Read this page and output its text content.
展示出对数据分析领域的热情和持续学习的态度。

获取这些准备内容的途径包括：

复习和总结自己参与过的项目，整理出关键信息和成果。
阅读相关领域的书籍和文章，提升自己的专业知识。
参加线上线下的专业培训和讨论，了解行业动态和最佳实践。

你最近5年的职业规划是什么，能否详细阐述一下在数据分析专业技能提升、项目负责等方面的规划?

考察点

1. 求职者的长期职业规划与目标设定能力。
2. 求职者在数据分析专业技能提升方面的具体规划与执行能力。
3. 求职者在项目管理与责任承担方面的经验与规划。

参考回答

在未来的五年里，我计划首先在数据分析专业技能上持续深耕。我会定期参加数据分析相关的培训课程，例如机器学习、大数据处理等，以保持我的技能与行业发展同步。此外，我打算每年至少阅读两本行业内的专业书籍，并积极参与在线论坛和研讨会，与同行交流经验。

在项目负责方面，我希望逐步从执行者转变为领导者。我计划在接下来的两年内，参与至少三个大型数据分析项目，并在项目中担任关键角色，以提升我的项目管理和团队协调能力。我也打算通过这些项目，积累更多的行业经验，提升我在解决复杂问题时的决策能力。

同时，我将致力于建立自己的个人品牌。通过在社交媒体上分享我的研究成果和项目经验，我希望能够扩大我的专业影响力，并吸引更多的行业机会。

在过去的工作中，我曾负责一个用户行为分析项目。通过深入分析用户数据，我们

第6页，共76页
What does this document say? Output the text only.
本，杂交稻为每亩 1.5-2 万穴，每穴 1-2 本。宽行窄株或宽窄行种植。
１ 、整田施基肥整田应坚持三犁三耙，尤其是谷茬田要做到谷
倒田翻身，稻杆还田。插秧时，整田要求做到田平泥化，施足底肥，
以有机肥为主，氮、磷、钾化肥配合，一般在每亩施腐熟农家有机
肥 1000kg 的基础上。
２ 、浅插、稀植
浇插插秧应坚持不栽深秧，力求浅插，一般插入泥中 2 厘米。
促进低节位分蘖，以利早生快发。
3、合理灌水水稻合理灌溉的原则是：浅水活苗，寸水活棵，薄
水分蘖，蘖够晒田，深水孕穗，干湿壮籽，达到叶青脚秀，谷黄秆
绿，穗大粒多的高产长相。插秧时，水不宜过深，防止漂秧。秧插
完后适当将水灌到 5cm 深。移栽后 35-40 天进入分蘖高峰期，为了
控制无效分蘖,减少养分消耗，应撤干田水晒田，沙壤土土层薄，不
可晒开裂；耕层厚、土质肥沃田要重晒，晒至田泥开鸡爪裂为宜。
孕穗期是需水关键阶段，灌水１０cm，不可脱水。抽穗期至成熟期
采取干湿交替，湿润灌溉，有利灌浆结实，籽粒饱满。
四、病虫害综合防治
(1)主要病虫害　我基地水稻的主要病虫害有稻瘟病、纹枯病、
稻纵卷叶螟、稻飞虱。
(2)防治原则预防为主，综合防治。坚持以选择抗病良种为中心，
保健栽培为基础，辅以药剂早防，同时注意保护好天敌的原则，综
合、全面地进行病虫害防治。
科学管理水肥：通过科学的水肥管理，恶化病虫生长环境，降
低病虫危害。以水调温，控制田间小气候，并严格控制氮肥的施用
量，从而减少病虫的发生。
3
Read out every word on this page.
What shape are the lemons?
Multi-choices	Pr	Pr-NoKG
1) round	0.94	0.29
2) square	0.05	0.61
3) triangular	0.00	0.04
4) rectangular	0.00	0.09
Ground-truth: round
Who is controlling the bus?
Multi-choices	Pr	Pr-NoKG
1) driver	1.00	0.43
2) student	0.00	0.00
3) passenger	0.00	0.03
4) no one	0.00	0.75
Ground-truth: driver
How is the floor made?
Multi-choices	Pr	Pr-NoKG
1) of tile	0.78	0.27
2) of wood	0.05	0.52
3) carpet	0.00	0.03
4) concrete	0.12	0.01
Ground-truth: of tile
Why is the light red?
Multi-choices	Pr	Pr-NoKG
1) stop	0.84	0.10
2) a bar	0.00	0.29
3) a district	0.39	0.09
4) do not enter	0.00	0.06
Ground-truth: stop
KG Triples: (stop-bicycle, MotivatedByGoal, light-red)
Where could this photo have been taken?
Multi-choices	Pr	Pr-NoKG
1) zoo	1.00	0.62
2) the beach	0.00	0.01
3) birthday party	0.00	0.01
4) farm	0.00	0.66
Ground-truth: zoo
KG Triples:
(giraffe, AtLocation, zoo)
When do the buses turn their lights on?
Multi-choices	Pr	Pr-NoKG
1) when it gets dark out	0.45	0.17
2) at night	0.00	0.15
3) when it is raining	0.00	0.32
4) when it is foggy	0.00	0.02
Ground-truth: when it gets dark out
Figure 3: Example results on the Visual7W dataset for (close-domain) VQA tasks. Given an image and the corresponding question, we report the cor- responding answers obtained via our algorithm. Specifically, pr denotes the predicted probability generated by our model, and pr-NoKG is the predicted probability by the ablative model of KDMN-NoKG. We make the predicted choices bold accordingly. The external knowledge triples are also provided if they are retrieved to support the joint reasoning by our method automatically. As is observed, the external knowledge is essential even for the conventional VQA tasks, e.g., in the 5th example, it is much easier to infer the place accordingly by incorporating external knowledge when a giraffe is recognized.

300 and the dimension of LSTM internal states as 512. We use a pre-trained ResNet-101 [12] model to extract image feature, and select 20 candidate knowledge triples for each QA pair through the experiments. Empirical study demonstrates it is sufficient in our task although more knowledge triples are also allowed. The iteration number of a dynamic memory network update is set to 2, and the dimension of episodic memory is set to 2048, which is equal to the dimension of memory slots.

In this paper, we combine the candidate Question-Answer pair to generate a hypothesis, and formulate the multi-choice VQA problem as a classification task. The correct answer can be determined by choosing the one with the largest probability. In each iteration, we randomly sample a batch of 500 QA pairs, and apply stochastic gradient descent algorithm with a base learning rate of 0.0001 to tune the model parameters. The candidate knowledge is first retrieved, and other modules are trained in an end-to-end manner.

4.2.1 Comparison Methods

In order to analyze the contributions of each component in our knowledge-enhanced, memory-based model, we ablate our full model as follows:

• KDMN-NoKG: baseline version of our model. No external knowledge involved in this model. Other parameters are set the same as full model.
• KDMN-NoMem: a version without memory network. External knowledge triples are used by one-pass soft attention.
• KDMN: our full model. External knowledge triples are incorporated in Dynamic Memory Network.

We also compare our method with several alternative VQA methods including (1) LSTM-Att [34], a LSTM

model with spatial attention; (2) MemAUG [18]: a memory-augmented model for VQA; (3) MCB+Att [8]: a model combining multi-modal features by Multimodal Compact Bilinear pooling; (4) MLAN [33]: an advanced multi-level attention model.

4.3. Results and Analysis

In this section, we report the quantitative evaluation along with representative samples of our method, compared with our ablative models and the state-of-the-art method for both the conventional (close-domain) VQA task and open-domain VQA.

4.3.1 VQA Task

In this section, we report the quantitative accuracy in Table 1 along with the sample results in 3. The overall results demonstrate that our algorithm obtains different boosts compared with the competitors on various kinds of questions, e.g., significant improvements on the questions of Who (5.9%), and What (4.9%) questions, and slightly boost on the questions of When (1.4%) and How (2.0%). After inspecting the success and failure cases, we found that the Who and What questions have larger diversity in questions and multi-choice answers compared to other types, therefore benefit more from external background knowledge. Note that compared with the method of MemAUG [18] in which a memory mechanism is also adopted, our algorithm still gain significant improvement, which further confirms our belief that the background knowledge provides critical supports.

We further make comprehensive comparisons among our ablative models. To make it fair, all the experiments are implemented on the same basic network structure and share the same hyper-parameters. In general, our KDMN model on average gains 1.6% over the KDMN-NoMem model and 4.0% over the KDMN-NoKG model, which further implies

THE EXERCISE: Of the lines in the records, determine how many contain the word "What", and report that number alone.

TASK OUTPUT: 3